§ **Records provided**:
• • • • •
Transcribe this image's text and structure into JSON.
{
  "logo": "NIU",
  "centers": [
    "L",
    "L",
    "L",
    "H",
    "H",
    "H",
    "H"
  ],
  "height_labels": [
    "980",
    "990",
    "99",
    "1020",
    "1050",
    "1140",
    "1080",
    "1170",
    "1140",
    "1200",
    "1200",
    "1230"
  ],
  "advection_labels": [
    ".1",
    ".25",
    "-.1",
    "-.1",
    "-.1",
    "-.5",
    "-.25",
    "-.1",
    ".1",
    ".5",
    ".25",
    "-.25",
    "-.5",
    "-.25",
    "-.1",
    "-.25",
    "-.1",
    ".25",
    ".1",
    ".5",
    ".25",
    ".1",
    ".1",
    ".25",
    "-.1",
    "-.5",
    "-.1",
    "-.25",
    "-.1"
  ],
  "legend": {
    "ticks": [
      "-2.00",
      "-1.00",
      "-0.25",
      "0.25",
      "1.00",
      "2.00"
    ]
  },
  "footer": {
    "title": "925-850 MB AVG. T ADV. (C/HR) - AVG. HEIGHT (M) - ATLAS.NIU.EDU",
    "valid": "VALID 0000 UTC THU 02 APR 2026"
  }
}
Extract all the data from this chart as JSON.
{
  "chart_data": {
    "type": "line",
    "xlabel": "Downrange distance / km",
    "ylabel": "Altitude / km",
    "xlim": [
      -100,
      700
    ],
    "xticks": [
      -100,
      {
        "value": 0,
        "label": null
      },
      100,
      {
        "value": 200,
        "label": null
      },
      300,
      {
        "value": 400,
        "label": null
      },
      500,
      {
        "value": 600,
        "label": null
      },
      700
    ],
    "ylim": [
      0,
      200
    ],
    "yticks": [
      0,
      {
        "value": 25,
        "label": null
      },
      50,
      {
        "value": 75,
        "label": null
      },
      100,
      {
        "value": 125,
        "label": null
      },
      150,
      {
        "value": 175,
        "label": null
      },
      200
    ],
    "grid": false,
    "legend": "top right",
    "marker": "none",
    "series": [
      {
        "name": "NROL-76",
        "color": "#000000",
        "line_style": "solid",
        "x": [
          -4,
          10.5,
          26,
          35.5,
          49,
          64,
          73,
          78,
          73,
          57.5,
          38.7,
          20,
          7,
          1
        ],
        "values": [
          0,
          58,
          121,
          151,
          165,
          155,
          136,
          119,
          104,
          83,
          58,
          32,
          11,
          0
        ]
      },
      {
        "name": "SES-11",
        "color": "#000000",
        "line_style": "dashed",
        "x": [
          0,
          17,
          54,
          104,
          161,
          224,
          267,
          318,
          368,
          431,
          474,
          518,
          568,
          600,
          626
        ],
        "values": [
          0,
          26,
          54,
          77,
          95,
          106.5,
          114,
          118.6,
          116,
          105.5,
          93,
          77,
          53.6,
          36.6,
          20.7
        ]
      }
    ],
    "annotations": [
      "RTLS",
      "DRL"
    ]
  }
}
• • • • •
§ **Task objective**: Find all the lines containing "JSON" in the material, then copy them.

§ **Response**:
Transcribe this image's text and structure into JSON.
Extract all the data from this chart as JSON.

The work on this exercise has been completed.